Data records:
#####

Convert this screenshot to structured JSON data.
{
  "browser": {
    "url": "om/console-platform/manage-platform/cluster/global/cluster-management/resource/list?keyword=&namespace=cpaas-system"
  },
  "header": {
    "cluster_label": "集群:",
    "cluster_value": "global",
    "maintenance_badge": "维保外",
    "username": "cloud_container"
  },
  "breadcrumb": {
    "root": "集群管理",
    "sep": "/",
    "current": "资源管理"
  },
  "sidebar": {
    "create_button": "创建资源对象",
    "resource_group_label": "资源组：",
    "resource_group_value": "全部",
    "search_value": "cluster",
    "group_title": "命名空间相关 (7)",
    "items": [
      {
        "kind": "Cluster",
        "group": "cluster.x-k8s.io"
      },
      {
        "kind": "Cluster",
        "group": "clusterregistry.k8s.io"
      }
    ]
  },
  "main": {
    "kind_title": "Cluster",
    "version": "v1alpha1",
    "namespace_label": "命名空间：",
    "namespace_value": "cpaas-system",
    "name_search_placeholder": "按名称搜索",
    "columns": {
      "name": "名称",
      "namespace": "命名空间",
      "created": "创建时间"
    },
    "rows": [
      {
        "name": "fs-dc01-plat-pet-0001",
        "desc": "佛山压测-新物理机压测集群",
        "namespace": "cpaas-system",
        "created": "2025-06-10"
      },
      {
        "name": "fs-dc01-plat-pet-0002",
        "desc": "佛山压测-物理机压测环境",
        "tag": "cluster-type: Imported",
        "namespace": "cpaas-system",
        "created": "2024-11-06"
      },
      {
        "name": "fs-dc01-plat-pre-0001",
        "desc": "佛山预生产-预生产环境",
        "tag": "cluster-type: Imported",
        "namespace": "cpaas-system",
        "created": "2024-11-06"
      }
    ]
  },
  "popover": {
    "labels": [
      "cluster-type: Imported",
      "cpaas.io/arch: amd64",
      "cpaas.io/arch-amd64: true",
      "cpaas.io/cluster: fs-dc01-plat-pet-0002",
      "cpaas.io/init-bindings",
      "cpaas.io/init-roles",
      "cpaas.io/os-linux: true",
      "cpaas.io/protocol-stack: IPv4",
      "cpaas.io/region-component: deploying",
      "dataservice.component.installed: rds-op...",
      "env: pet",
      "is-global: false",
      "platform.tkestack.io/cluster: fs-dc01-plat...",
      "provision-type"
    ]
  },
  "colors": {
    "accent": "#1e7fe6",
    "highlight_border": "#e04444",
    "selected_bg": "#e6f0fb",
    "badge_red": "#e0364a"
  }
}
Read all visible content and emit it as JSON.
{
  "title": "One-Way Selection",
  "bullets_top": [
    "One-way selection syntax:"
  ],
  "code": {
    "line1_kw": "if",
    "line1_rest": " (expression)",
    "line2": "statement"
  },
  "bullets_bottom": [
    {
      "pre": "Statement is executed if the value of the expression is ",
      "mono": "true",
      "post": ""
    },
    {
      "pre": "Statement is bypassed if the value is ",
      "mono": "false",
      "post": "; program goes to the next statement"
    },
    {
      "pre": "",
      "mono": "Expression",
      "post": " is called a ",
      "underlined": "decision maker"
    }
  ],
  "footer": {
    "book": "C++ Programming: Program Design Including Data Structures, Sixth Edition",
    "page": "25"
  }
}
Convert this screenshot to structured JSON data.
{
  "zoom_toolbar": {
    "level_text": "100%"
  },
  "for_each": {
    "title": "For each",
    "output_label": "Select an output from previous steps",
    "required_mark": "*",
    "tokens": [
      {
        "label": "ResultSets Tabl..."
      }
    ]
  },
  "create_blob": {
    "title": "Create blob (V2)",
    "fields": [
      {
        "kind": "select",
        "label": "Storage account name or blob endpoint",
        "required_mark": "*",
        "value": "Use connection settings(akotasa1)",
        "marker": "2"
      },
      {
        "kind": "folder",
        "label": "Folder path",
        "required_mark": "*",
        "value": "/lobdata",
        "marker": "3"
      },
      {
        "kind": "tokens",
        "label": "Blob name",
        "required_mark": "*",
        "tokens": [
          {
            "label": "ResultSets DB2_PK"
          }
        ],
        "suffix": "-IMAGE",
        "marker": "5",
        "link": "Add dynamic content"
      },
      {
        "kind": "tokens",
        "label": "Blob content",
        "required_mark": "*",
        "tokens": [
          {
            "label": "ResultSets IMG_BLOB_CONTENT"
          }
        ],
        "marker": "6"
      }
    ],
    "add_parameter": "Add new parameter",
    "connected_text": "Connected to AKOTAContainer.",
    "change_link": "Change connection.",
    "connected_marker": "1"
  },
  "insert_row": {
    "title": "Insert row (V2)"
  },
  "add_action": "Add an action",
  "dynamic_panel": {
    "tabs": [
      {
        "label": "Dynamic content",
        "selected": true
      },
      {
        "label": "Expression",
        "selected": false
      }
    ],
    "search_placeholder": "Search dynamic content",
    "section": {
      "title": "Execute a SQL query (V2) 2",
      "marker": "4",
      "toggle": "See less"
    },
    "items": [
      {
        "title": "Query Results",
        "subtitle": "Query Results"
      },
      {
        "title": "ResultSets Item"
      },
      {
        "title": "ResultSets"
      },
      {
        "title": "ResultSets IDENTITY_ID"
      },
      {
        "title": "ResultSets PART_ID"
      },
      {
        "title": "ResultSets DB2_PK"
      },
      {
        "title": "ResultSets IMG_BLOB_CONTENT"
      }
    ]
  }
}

#####

_TO DO_: Set down the material above again, word for word.

_REPLY TO THE TASK_:
Convert this screenshot to structured JSON data.
{
  "browser": {
    "url": "om/console-platform/manage-platform/cluster/global/cluster-management/resource/list?keyword=&namespace=cpaas-system"
  },
  "header": {
    "cluster_label": "集群:",
    "cluster_value": "global",
    "maintenance_badge": "维保外",
    "username": "cloud_container"
  },
  "breadcrumb": {
    "root": "集群管理",
    "sep": "/",
    "current": "资源管理"
  },
  "sidebar": {
    "create_button": "创建资源对象",
    "resource_group_label": "资源组：",
    "resource_group_value": "全部",
    "search_value": "cluster",
    "group_title": "命名空间相关 (7)",
    "items": [
      {
        "kind": "Cluster",
        "group": "cluster.x-k8s.io"
      },
      {
        "kind": "Cluster",
        "group": "clusterregistry.k8s.io"
      }
    ]
  },
  "main": {
    "kind_title": "Cluster",
    "version": "v1alpha1",
    "namespace_label": "命名空间：",
    "namespace_value": "cpaas-system",
    "name_search_placeholder": "按名称搜索",
    "columns": {
      "name": "名称",
      "namespace": "命名空间",
      "created": "创建时间"
    },
    "rows": [
      {
        "name": "fs-dc01-plat-pet-0001",
        "desc": "佛山压测-新物理机压测集群",
        "namespace": "cpaas-system",
        "created": "2025-06-10"
      },
      {
        "name": "fs-dc01-plat-pet-0002",
        "desc": "佛山压测-物理机压测环境",
        "tag": "cluster-type: Imported",
        "namespace": "cpaas-system",
        "created": "2024-11-06"
      },
      {
        "name": "fs-dc01-plat-pre-0001",
        "desc": "佛山预生产-预生产环境",
        "tag": "cluster-type: Imported",
        "namespace": "cpaas-system",
        "created": "2024-11-06"
      }
    ]
  },
  "popover": {
    "labels": [
      "cluster-type: Imported",
      "cpaas.io/arch: amd64",
      "cpaas.io/arch-amd64: true",
      "cpaas.io/cluster: fs-dc01-plat-pet-0002",
      "cpaas.io/init-bindings",
      "cpaas.io/init-roles",
      "cpaas.io/os-linux: true",
      "cpaas.io/protocol-stack: IPv4",
      "cpaas.io/region-component: deploying",
      "dataservice.component.installed: rds-op...",
      "env: pet",
      "is-global: false",
      "platform.tkestack.io/cluster: fs-dc01-plat...",
      "provision-type"
    ]
  },
  "colors": {
    "accent": "#1e7fe6",
    "highlight_border": "#e04444",
    "selected_bg": "#e6f0fb",
    "badge_red": "#e0364a"
  }
}
Read all visible content and emit it as JSON.
{
  "title": "One-Way Selection",
  "bullets_top": [
    "One-way selection syntax:"
  ],
  "code": {
    "line1_kw": "if",
    "line1_rest": " (expression)",
    "line2": "statement"
  },
  "bullets_bottom": [
    {
      "pre": "Statement is executed if the value of the expression is ",
      "mono": "true",
      "post": ""
    },
    {
      "pre": "Statement is bypassed if the value is ",
      "mono": "false",
      "post": "; program goes to the next statement"
    },
    {
      "pre": "",
      "mono": "Expression",
      "post": " is called a ",
      "underlined": "decision maker"
    }
  ],
  "footer": {
    "book": "C++ Programming: Program Design Including Data Structures, Sixth Edition",
    "page": "25"
  }
}
Convert this screenshot to structured JSON data.
{
  "zoom_toolbar": {
    "level_text": "100%"
  },
  "for_each": {
    "title": "For each",
    "output_label": "Select an output from previous steps",
    "required_mark": "*",
    "tokens": [
      {
        "label": "ResultSets Tabl..."
      }
    ]
  },
  "create_blob": {
    "title": "Create blob (V2)",
    "fields": [
      {
        "kind": "select",
        "label": "Storage account name or blob endpoint",
        "required_mark": "*",
        "value": "Use connection settings(akotasa1)",
        "marker": "2"
      },
      {
        "kind": "folder",
        "label": "Folder path",
        "required_mark": "*",
        "value": "/lobdata",
        "marker": "3"
      },
      {
        "kind": "tokens",
        "label": "Blob name",
        "required_mark": "*",
        "tokens": [
          {
            "label": "ResultSets DB2_PK"
          }
        ],
        "suffix": "-IMAGE",
        "marker": "5",
        "link": "Add dynamic content"
      },
      {
        "kind": "tokens",
        "label": "Blob content",
        "required_mark": "*",
        "tokens": [
          {
            "label": "ResultSets IMG_BLOB_CONTENT"
          }
        ],
        "marker": "6"
      }
    ],
    "add_parameter": "Add new parameter",
    "connected_text": "Connected to AKOTAContainer.",
    "change_link": "Change connection.",
    "connected_marker": "1"
  },
  "insert_row": {
    "title": "Insert row (V2)"
  },
  "add_action": "Add an action",
  "dynamic_panel": {
    "tabs": [
      {
        "label": "Dynamic content",
        "selected": true
      },
      {
        "label": "Expression",
        "selected": false
      }
    ],
    "search_placeholder": "Search dynamic content",
    "section": {
      "title": "Execute a SQL query (V2) 2",
      "marker": "4",
      "toggle": "See less"
    },
    "items": [
      {
        "title": "Query Results",
        "subtitle": "Query Results"
      },
      {
        "title": "ResultSets Item"
      },
      {
        "title": "ResultSets"
      },
      {
        "title": "ResultSets IDENTITY_ID"
      },
      {
        "title": "ResultSets PART_ID"
      },
      {
        "title": "ResultSets DB2_PK"
      },
      {
        "title": "ResultSets IMG_BLOB_CONTENT"
      }
    ]
  }
}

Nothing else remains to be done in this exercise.